-- Begin Source data --

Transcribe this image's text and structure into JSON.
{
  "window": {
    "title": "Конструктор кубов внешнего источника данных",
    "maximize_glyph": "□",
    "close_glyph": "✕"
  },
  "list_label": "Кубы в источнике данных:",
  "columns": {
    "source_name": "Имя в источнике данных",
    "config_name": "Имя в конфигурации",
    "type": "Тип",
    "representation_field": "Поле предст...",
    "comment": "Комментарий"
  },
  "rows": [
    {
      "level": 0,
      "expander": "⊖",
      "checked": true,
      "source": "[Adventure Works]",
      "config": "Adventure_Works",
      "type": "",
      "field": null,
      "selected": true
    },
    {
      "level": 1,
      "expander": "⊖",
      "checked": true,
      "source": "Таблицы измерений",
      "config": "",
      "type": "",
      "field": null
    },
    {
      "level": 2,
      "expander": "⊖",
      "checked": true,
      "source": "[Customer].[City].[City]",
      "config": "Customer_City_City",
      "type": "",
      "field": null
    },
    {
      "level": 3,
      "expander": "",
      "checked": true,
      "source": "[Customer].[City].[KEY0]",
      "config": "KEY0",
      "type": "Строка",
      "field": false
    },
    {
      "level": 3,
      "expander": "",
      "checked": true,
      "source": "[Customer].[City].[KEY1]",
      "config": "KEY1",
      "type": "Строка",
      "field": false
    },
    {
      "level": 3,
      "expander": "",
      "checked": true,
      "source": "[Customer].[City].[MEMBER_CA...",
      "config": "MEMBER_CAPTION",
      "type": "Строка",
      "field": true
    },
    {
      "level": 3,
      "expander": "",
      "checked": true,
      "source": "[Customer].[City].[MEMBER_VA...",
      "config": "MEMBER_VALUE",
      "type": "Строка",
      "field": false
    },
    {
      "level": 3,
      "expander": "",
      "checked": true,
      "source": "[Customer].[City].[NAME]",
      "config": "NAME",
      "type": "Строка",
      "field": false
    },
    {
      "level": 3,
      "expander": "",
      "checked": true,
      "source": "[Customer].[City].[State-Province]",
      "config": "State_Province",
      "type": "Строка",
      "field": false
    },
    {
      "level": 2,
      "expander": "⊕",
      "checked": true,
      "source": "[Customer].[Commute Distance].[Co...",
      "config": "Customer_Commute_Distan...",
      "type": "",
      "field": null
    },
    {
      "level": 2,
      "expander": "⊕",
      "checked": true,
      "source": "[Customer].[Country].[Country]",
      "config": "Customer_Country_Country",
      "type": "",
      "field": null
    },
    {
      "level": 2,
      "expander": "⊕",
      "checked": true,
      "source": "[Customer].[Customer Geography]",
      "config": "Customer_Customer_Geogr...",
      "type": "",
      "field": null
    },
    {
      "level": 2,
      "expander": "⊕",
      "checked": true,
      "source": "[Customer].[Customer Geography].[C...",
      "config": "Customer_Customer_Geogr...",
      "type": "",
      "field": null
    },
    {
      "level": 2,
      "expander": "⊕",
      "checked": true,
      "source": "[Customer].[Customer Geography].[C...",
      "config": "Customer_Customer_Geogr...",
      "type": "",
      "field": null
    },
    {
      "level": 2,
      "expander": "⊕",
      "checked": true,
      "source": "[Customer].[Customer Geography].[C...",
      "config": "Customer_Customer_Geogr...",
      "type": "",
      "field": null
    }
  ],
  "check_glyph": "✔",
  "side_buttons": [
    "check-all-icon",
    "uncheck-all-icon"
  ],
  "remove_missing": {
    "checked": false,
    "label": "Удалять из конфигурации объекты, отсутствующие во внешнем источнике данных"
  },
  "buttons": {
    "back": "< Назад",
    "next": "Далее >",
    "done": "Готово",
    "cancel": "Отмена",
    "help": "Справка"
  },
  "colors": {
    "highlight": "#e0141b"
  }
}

-- End Source data --

• _To be done_: Using the listing above, retype each line exactly.

• _Expected output_:
Transcribe this image's text and structure into JSON.
{
  "window": {
    "title": "Конструктор кубов внешнего источника данных",
    "maximize_glyph": "□",
    "close_glyph": "✕"
  },
  "list_label": "Кубы в источнике данных:",
  "columns": {
    "source_name": "Имя в источнике данных",
    "config_name": "Имя в конфигурации",
    "type": "Тип",
    "representation_field": "Поле предст...",
    "comment": "Комментарий"
  },
  "rows": [
    {
      "level": 0,
      "expander": "⊖",
      "checked": true,
      "source": "[Adventure Works]",
      "config": "Adventure_Works",
      "type": "",
      "field": null,
      "selected": true
    },
    {
      "level": 1,
      "expander": "⊖",
      "checked": true,
      "source": "Таблицы измерений",
      "config": "",
      "type": "",
      "field": null
    },
    {
      "level": 2,
      "expander": "⊖",
      "checked": true,
      "source": "[Customer].[City].[City]",
      "config": "Customer_City_City",
      "type": "",
      "field": null
    },
    {
      "level": 3,
      "expander": "",
      "checked": true,
      "source": "[Customer].[City].[KEY0]",
      "config": "KEY0",
      "type": "Строка",
      "field": false
    },
    {
      "level": 3,
      "expander": "",
      "checked": true,
      "source": "[Customer].[City].[KEY1]",
      "config": "KEY1",
      "type": "Строка",
      "field": false
    },
    {
      "level": 3,
      "expander": "",
      "checked": true,
      "source": "[Customer].[City].[MEMBER_CA...",
      "config": "MEMBER_CAPTION",
      "type": "Строка",
      "field": true
    },
    {
      "level": 3,
      "expander": "",
      "checked": true,
      "source": "[Customer].[City].[MEMBER_VA...",
      "config": "MEMBER_VALUE",
      "type": "Строка",
      "field": false
    },
    {
      "level": 3,
      "expander": "",
      "checked": true,
      "source": "[Customer].[City].[NAME]",
      "config": "NAME",
      "type": "Строка",
      "field": false
    },
    {
      "level": 3,
      "expander": "",
      "checked": true,
      "source": "[Customer].[City].[State-Province]",
      "config": "State_Province",
      "type": "Строка",
      "field": false
    },
    {
      "level": 2,
      "expander": "⊕",
      "checked": true,
      "source": "[Customer].[Commute Distance].[Co...",
      "config": "Customer_Commute_Distan...",
      "type": "",
      "field": null
    },
    {
      "level": 2,
      "expander": "⊕",
      "checked": true,
      "source": "[Customer].[Country].[Country]",
      "config": "Customer_Country_Country",
      "type": "",
      "field": null
    },
    {
      "level": 2,
      "expander": "⊕",
      "checked": true,
      "source": "[Customer].[Customer Geography]",
      "config": "Customer_Customer_Geogr...",
      "type": "",
      "field": null
    },
    {
      "level": 2,
      "expander": "⊕",
      "checked": true,
      "source": "[Customer].[Customer Geography].[C...",
      "config": "Customer_Customer_Geogr...",
      "type": "",
      "field": null
    },
    {
      "level": 2,
      "expander": "⊕",
      "checked": true,
      "source": "[Customer].[Customer Geography].[C...",
      "config": "Customer_Customer_Geogr...",
      "type": "",
      "field": null
    },
    {
      "level": 2,
      "expander": "⊕",
      "checked": true,
      "source": "[Customer].[Customer Geography].[C...",
      "config": "Customer_Customer_Geogr...",
      "type": "",
      "field": null
    }
  ],
  "check_glyph": "✔",
  "side_buttons": [
    "check-all-icon",
    "uncheck-all-icon"
  ],
  "remove_missing": {
    "checked": false,
    "label": "Удалять из конфигурации объекты, отсутствующие во внешнем источнике данных"
  },
  "buttons": {
    "back": "< Назад",
    "next": "Далее >",
    "done": "Готово",
    "cancel": "Отмена",
    "help": "Справка"
  },
  "colors": {
    "highlight": "#e0141b"
  }
}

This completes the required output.